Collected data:

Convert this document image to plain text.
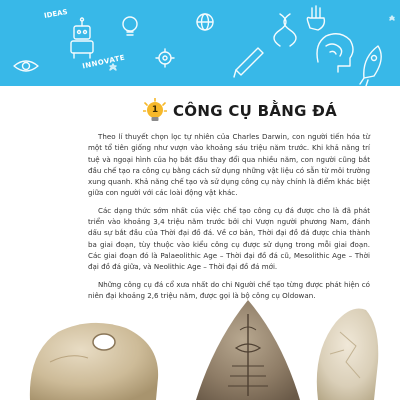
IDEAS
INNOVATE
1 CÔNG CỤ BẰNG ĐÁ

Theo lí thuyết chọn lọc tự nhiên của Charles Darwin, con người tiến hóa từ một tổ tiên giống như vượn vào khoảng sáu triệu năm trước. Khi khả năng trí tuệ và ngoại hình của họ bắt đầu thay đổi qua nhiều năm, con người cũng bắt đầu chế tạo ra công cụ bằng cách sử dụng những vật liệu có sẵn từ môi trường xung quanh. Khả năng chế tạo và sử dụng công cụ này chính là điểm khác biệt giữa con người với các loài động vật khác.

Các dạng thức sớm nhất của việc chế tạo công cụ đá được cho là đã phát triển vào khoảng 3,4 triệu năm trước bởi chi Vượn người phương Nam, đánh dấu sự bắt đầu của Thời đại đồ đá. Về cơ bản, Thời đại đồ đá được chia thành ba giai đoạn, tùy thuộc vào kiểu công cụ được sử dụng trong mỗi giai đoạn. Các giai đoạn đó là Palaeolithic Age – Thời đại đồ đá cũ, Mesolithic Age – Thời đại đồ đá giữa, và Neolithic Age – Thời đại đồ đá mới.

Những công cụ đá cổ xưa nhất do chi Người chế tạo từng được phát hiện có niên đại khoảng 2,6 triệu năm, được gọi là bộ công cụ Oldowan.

==

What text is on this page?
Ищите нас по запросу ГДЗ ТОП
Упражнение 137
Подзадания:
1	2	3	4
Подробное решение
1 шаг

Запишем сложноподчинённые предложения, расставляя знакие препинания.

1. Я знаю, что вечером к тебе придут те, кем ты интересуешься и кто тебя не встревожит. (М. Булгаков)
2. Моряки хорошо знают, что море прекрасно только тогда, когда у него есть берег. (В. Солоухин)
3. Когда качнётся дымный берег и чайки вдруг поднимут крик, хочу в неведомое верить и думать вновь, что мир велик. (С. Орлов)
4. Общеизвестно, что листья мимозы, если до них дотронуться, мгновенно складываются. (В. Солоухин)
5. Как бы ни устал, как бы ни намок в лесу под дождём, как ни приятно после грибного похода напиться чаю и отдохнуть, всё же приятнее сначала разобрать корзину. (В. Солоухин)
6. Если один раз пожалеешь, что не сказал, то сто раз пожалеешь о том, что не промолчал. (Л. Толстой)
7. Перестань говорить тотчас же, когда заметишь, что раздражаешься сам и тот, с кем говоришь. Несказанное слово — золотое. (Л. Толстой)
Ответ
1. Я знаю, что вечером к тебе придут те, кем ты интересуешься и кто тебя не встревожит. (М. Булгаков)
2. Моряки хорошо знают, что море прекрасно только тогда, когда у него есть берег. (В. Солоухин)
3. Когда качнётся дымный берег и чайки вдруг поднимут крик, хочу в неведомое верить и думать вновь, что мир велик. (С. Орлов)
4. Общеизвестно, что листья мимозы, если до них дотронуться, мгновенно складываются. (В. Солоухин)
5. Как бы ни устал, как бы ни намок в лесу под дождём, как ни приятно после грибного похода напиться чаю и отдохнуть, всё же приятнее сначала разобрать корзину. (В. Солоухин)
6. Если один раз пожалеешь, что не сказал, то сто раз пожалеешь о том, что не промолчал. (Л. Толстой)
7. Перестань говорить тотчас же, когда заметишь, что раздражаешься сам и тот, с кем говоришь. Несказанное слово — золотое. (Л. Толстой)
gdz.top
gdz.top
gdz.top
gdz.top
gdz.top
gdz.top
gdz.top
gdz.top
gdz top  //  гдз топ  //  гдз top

==

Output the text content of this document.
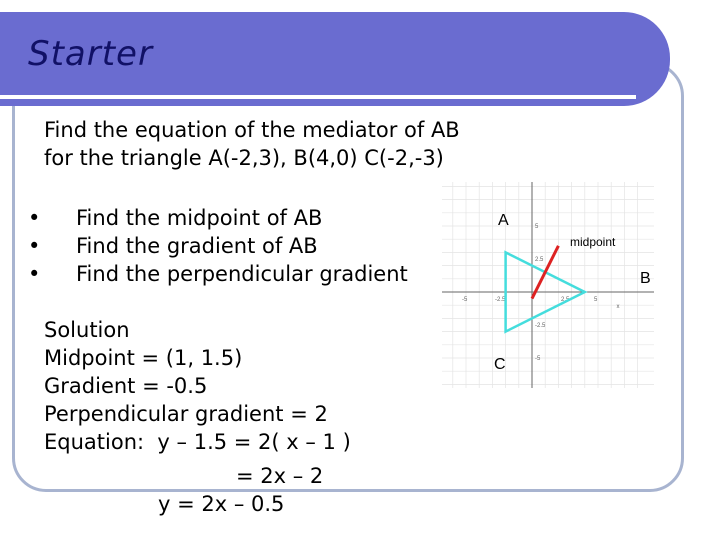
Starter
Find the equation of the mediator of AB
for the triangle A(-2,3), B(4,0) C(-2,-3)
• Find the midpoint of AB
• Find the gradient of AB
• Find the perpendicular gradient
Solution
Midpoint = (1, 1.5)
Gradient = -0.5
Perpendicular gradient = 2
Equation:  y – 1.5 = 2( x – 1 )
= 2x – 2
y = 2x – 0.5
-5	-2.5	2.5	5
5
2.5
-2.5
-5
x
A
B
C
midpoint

* Work to complete
In the material above, find each line that contains the word "this", and select it.

* The reply
Convert this document image to plain text.
What text is on this page?
Output the text content of this document.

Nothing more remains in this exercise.